Source data:

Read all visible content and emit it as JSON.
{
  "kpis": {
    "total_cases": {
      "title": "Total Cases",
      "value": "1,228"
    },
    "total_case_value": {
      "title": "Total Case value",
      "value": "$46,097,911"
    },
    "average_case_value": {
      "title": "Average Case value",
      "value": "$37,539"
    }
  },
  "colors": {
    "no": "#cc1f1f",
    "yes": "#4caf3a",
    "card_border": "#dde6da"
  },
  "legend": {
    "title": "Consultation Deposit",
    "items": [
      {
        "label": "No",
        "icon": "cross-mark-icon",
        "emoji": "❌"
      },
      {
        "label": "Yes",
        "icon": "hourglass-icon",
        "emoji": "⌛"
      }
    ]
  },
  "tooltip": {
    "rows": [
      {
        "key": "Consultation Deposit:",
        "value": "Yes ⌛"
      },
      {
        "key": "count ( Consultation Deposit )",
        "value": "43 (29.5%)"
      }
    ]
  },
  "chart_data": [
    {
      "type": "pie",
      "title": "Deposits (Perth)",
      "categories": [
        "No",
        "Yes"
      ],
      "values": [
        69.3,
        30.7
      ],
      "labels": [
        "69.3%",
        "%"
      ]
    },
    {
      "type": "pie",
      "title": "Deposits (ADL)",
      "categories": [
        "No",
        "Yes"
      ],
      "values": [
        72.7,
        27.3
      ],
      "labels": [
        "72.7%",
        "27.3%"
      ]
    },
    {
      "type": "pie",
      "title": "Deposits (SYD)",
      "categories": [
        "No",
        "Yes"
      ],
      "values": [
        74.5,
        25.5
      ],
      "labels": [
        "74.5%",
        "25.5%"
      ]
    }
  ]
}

[WHAT IS ASKED] Write out the listing once more, matching it exactly.

[FINISHED EXERCISE]
Read all visible content and emit it as JSON.
{
  "kpis": {
    "total_cases": {
      "title": "Total Cases",
      "value": "1,228"
    },
    "total_case_value": {
      "title": "Total Case value",
      "value": "$46,097,911"
    },
    "average_case_value": {
      "title": "Average Case value",
      "value": "$37,539"
    }
  },
  "colors": {
    "no": "#cc1f1f",
    "yes": "#4caf3a",
    "card_border": "#dde6da"
  },
  "legend": {
    "title": "Consultation Deposit",
    "items": [
      {
        "label": "No",
        "icon": "cross-mark-icon",
        "emoji": "❌"
      },
      {
        "label": "Yes",
        "icon": "hourglass-icon",
        "emoji": "⌛"
      }
    ]
  },
  "tooltip": {
    "rows": [
      {
        "key": "Consultation Deposit:",
        "value": "Yes ⌛"
      },
      {
        "key": "count ( Consultation Deposit )",
        "value": "43 (29.5%)"
      }
    ]
  },
  "chart_data": [
    {
      "type": "pie",
      "title": "Deposits (Perth)",
      "categories": [
        "No",
        "Yes"
      ],
      "values": [
        69.3,
        30.7
      ],
      "labels": [
        "69.3%",
        "%"
      ]
    },
    {
      "type": "pie",
      "title": "Deposits (ADL)",
      "categories": [
        "No",
        "Yes"
      ],
      "values": [
        72.7,
        27.3
      ],
      "labels": [
        "72.7%",
        "27.3%"
      ]
    },
    {
      "type": "pie",
      "title": "Deposits (SYD)",
      "categories": [
        "No",
        "Yes"
      ],
      "values": [
        74.5,
        25.5
      ],
      "labels": [
        "74.5%",
        "25.5%"
      ]
    }
  ]
}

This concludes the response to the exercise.